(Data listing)
☆ ☆ ☆
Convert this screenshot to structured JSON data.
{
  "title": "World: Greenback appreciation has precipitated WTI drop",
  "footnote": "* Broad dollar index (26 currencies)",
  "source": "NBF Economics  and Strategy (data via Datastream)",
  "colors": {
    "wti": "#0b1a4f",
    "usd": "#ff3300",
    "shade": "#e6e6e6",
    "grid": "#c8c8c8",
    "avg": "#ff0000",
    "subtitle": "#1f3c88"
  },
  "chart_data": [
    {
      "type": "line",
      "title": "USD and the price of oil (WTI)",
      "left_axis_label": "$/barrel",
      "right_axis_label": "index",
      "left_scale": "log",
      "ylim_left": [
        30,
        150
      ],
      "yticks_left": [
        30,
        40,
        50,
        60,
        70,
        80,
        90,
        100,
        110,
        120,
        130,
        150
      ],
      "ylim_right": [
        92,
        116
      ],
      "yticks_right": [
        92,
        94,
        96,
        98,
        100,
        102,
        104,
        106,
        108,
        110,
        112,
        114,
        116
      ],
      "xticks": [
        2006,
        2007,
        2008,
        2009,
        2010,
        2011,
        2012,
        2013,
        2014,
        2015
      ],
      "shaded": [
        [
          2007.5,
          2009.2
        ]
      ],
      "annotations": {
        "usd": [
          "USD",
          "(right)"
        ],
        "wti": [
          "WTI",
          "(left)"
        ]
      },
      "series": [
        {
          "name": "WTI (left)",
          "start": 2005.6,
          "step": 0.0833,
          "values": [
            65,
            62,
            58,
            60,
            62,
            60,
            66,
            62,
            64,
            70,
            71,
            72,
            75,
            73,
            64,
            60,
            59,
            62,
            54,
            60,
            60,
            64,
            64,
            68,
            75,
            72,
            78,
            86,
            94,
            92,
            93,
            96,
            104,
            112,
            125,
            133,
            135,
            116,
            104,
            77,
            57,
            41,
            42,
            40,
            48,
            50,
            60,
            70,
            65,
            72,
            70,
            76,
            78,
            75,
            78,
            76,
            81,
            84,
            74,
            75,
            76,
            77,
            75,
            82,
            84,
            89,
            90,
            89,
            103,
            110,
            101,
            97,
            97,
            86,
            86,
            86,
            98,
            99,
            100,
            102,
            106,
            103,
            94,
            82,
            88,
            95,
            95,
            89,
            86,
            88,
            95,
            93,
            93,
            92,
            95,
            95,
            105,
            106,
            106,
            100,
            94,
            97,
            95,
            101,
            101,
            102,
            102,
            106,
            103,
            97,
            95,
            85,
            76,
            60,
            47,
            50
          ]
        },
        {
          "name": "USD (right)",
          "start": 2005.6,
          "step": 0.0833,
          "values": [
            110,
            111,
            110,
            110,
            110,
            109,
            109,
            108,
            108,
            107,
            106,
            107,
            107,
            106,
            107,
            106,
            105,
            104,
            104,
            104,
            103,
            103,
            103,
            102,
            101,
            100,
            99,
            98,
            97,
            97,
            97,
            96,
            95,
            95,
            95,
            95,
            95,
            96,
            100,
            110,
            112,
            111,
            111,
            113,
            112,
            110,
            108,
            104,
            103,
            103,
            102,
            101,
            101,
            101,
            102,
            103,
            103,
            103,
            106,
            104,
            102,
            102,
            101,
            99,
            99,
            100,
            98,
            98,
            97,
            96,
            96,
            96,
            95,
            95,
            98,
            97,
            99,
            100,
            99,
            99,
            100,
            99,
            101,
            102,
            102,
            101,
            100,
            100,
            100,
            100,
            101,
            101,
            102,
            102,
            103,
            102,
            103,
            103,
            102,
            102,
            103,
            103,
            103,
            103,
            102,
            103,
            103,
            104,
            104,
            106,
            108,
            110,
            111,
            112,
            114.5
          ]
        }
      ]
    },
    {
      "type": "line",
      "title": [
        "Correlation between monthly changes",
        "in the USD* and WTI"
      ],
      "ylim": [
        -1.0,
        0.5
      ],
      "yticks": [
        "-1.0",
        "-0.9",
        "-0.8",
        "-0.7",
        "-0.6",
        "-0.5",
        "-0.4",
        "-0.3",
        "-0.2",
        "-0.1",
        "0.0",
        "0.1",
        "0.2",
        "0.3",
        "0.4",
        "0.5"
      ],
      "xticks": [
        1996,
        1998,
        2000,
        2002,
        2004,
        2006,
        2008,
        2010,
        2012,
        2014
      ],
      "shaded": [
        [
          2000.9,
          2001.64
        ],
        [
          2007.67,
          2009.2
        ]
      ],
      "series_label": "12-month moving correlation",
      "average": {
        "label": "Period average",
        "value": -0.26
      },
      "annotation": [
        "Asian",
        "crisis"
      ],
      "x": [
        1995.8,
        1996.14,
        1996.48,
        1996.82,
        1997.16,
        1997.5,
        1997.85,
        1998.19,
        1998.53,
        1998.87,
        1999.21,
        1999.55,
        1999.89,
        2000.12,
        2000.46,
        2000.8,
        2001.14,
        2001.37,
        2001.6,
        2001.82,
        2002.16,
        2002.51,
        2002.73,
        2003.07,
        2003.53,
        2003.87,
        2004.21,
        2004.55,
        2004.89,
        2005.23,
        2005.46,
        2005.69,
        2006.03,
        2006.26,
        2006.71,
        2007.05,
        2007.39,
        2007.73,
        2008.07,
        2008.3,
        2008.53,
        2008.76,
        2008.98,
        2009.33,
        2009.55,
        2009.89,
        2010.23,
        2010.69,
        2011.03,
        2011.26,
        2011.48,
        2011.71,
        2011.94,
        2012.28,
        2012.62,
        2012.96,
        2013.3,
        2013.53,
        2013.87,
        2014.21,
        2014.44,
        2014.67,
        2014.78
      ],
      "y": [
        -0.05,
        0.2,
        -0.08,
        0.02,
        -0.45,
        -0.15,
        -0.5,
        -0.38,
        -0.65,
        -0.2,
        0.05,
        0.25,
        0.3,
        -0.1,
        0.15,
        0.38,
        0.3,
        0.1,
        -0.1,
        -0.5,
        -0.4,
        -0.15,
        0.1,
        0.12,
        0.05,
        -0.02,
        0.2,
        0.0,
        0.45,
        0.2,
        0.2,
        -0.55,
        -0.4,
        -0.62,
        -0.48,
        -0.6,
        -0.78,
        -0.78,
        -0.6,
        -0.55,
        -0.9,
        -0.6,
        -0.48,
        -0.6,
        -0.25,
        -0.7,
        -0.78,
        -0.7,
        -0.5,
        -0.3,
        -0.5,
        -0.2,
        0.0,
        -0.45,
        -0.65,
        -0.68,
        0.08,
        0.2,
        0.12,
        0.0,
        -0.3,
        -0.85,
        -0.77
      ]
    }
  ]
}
☆ ☆ ☆
Exercise objective >>
Write out every record, exactly as written.

Result for this task >>
Convert this screenshot to structured JSON data.
{
  "title": "World: Greenback appreciation has precipitated WTI drop",
  "footnote": "* Broad dollar index (26 currencies)",
  "source": "NBF Economics  and Strategy (data via Datastream)",
  "colors": {
    "wti": "#0b1a4f",
    "usd": "#ff3300",
    "shade": "#e6e6e6",
    "grid": "#c8c8c8",
    "avg": "#ff0000",
    "subtitle": "#1f3c88"
  },
  "chart_data": [
    {
      "type": "line",
      "title": "USD and the price of oil (WTI)",
      "left_axis_label": "$/barrel",
      "right_axis_label": "index",
      "left_scale": "log",
      "ylim_left": [
        30,
        150
      ],
      "yticks_left": [
        30,
        40,
        50,
        60,
        70,
        80,
        90,
        100,
        110,
        120,
        130,
        150
      ],
      "ylim_right": [
        92,
        116
      ],
      "yticks_right": [
        92,
        94,
        96,
        98,
        100,
        102,
        104,
        106,
        108,
        110,
        112,
        114,
        116
      ],
      "xticks": [
        2006,
        2007,
        2008,
        2009,
        2010,
        2011,
        2012,
        2013,
        2014,
        2015
      ],
      "shaded": [
        [
          2007.5,
          2009.2
        ]
      ],
      "annotations": {
        "usd": [
          "USD",
          "(right)"
        ],
        "wti": [
          "WTI",
          "(left)"
        ]
      },
      "series": [
        {
          "name": "WTI (left)",
          "start": 2005.6,
          "step": 0.0833,
          "values": [
            65,
            62,
            58,
            60,
            62,
            60,
            66,
            62,
            64,
            70,
            71,
            72,
            75,
            73,
            64,
            60,
            59,
            62,
            54,
            60,
            60,
            64,
            64,
            68,
            75,
            72,
            78,
            86,
            94,
            92,
            93,
            96,
            104,
            112,
            125,
            133,
            135,
            116,
            104,
            77,
            57,
            41,
            42,
            40,
            48,
            50,
            60,
            70,
            65,
            72,
            70,
            76,
            78,
            75,
            78,
            76,
            81,
            84,
            74,
            75,
            76,
            77,
            75,
            82,
            84,
            89,
            90,
            89,
            103,
            110,
            101,
            97,
            97,
            86,
            86,
            86,
            98,
            99,
            100,
            102,
            106,
            103,
            94,
            82,
            88,
            95,
            95,
            89,
            86,
            88,
            95,
            93,
            93,
            92,
            95,
            95,
            105,
            106,
            106,
            100,
            94,
            97,
            95,
            101,
            101,
            102,
            102,
            106,
            103,
            97,
            95,
            85,
            76,
            60,
            47,
            50
          ]
        },
        {
          "name": "USD (right)",
          "start": 2005.6,
          "step": 0.0833,
          "values": [
            110,
            111,
            110,
            110,
            110,
            109,
            109,
            108,
            108,
            107,
            106,
            107,
            107,
            106,
            107,
            106,
            105,
            104,
            104,
            104,
            103,
            103,
            103,
            102,
            101,
            100,
            99,
            98,
            97,
            97,
            97,
            96,
            95,
            95,
            95,
            95,
            95,
            96,
            100,
            110,
            112,
            111,
            111,
            113,
            112,
            110,
            108,
            104,
            103,
            103,
            102,
            101,
            101,
            101,
            102,
            103,
            103,
            103,
            106,
            104,
            102,
            102,
            101,
            99,
            99,
            100,
            98,
            98,
            97,
            96,
            96,
            96,
            95,
            95,
            98,
            97,
            99,
            100,
            99,
            99,
            100,
            99,
            101,
            102,
            102,
            101,
            100,
            100,
            100,
            100,
            101,
            101,
            102,
            102,
            103,
            102,
            103,
            103,
            102,
            102,
            103,
            103,
            103,
            103,
            102,
            103,
            103,
            104,
            104,
            106,
            108,
            110,
            111,
            112,
            114.5
          ]
        }
      ]
    },
    {
      "type": "line",
      "title": [
        "Correlation between monthly changes",
        "in the USD* and WTI"
      ],
      "ylim": [
        -1.0,
        0.5
      ],
      "yticks": [
        "-1.0",
        "-0.9",
        "-0.8",
        "-0.7",
        "-0.6",
        "-0.5",
        "-0.4",
        "-0.3",
        "-0.2",
        "-0.1",
        "0.0",
        "0.1",
        "0.2",
        "0.3",
        "0.4",
        "0.5"
      ],
      "xticks": [
        1996,
        1998,
        2000,
        2002,
        2004,
        2006,
        2008,
        2010,
        2012,
        2014
      ],
      "shaded": [
        [
          2000.9,
          2001.64
        ],
        [
          2007.67,
          2009.2
        ]
      ],
      "series_label": "12-month moving correlation",
      "average": {
        "label": "Period average",
        "value": -0.26
      },
      "annotation": [
        "Asian",
        "crisis"
      ],
      "x": [
        1995.8,
        1996.14,
        1996.48,
        1996.82,
        1997.16,
        1997.5,
        1997.85,
        1998.19,
        1998.53,
        1998.87,
        1999.21,
        1999.55,
        1999.89,
        2000.12,
        2000.46,
        2000.8,
        2001.14,
        2001.37,
        2001.6,
        2001.82,
        2002.16,
        2002.51,
        2002.73,
        2003.07,
        2003.53,
        2003.87,
        2004.21,
        2004.55,
        2004.89,
        2005.23,
        2005.46,
        2005.69,
        2006.03,
        2006.26,
        2006.71,
        2007.05,
        2007.39,
        2007.73,
        2008.07,
        2008.3,
        2008.53,
        2008.76,
        2008.98,
        2009.33,
        2009.55,
        2009.89,
        2010.23,
        2010.69,
        2011.03,
        2011.26,
        2011.48,
        2011.71,
        2011.94,
        2012.28,
        2012.62,
        2012.96,
        2013.3,
        2013.53,
        2013.87,
        2014.21,
        2014.44,
        2014.67,
        2014.78
      ],
      "y": [
        -0.05,
        0.2,
        -0.08,
        0.02,
        -0.45,
        -0.15,
        -0.5,
        -0.38,
        -0.65,
        -0.2,
        0.05,
        0.25,
        0.3,
        -0.1,
        0.15,
        0.38,
        0.3,
        0.1,
        -0.1,
        -0.5,
        -0.4,
        -0.15,
        0.1,
        0.12,
        0.05,
        -0.02,
        0.2,
        0.0,
        0.45,
        0.2,
        0.2,
        -0.55,
        -0.4,
        -0.62,
        -0.48,
        -0.6,
        -0.78,
        -0.78,
        -0.6,
        -0.55,
        -0.9,
        -0.6,
        -0.48,
        -0.6,
        -0.25,
        -0.7,
        -0.78,
        -0.7,
        -0.5,
        -0.3,
        -0.5,
        -0.2,
        0.0,
        -0.45,
        -0.65,
        -0.68,
        0.08,
        0.2,
        0.12,
        0.0,
        -0.3,
        -0.85,
        -0.77
      ]
    }
  ]
}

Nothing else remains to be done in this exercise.